TASK DETAILS – Repeat all the material exactly; pictures stay out of your copy.

DATASET CONTENT –
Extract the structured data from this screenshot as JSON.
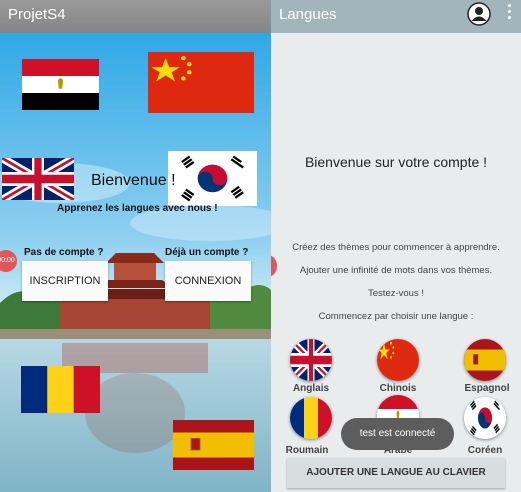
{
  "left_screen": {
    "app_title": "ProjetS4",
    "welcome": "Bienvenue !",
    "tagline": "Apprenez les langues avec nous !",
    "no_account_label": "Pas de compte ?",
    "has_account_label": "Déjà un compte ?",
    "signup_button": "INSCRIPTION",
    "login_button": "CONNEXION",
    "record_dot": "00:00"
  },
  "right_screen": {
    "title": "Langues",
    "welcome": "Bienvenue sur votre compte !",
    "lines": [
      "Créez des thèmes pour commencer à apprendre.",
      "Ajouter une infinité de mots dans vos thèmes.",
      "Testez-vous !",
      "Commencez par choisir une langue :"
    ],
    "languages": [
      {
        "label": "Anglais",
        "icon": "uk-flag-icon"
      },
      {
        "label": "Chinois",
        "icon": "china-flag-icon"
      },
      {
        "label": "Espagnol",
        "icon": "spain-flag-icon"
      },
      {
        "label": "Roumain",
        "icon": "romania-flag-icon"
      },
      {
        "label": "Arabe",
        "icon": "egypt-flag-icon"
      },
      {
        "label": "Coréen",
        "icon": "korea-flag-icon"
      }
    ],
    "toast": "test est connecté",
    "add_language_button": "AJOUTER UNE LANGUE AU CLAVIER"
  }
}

EXERCISE RESPONSE –
Extract the structured data from this screenshot as JSON.
{
  "left_screen": {
    "app_title": "ProjetS4",
    "welcome": "Bienvenue !",
    "tagline": "Apprenez les langues avec nous !",
    "no_account_label": "Pas de compte ?",
    "has_account_label": "Déjà un compte ?",
    "signup_button": "INSCRIPTION",
    "login_button": "CONNEXION",
    "record_dot": "00:00"
  },
  "right_screen": {
    "title": "Langues",
    "welcome": "Bienvenue sur votre compte !",
    "lines": [
      "Créez des thèmes pour commencer à apprendre.",
      "Ajouter une infinité de mots dans vos thèmes.",
      "Testez-vous !",
      "Commencez par choisir une langue :"
    ],
    "languages": [
      {
        "label": "Anglais",
        "icon": "uk-flag-icon"
      },
      {
        "label": "Chinois",
        "icon": "china-flag-icon"
      },
      {
        "label": "Espagnol",
        "icon": "spain-flag-icon"
      },
      {
        "label": "Roumain",
        "icon": "romania-flag-icon"
      },
      {
        "label": "Arabe",
        "icon": "egypt-flag-icon"
      },
      {
        "label": "Coréen",
        "icon": "korea-flag-icon"
      }
    ],
    "toast": "test est connecté",
    "add_language_button": "AJOUTER UNE LANGUE AU CLAVIER"
  }
}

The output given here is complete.